_WHAT IS ASKED_.
Please list all lines of the material below in which the string "celebrated" occurs.

++++ TASK DATA

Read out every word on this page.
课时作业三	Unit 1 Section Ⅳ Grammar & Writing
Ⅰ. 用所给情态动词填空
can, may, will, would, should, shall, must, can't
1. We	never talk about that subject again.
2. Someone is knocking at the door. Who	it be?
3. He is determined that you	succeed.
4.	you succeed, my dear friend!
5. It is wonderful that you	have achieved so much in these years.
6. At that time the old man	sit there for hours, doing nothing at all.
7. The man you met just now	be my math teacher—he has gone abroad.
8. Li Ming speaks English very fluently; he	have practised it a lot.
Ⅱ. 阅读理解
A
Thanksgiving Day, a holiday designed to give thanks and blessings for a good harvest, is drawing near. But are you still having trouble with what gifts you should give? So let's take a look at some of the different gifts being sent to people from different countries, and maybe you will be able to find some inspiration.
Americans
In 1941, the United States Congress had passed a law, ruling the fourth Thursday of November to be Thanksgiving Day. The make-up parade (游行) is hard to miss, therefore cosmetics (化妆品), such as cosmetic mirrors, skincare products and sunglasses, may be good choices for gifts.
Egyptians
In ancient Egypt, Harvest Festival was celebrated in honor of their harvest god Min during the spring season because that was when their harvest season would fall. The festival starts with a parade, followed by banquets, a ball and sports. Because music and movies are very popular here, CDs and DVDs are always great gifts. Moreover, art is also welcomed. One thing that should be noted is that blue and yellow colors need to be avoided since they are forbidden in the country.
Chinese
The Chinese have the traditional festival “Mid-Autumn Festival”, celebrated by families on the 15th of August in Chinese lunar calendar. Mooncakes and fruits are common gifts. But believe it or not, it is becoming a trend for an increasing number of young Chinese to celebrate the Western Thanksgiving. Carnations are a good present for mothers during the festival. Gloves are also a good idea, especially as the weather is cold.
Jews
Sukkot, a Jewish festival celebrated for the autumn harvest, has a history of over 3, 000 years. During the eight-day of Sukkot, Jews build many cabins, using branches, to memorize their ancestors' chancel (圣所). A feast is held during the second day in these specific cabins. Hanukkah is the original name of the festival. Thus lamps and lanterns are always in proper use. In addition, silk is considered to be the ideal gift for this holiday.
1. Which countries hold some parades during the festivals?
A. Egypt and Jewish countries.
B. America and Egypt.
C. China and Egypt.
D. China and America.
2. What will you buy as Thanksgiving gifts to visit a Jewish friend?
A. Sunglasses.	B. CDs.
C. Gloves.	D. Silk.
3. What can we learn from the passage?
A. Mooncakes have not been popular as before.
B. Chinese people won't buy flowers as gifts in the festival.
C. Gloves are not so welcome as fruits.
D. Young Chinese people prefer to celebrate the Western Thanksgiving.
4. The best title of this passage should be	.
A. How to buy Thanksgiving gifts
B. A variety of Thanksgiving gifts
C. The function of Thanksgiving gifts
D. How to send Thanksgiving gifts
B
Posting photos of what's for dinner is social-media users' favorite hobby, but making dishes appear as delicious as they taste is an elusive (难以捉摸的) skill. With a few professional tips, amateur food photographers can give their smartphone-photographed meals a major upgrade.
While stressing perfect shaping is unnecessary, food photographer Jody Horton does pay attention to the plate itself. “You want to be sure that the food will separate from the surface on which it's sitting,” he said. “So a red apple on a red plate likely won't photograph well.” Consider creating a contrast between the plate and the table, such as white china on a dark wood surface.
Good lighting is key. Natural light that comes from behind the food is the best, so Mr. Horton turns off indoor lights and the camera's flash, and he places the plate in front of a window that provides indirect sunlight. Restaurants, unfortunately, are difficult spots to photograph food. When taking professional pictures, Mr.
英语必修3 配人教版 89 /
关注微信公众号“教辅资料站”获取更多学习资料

++++++++

_TASK SOLUTION_.
In ancient Egypt, Harvest Festival was celebrated in honor of their harvest god Min during the spring season because that was when their harvest season would fall. The festival starts with a parade, followed by banquets, a ball and sports. Because music and movies are very popular here, CDs and DVDs are always great gifts. Moreover, art is also welcomed. One thing that should be noted is that blue and yellow colors need to be avoided since they are forbidden in the country.
The Chinese have the traditional festival “Mid-Autumn Festival”, celebrated by families on the 15th of August in Chinese lunar calendar. Mooncakes and fruits are common gifts. But believe it or not, it is becoming a trend for an increasing number of young Chinese to celebrate the Western Thanksgiving. Carnations are a good present for mothers during the festival. Gloves are also a good idea, especially as the weather is cold.
Sukkot, a Jewish festival celebrated for the autumn harvest, has a history of over 3, 000 years. During the eight-day of Sukkot, Jews build many cabins, using branches, to memorize their ancestors' chancel (圣所). A feast is held during the second day in these specific cabins. Hanukkah is the original name of the festival. Thus lamps and lanterns are always in proper use. In addition, silk is considered to be the ideal gift for this holiday.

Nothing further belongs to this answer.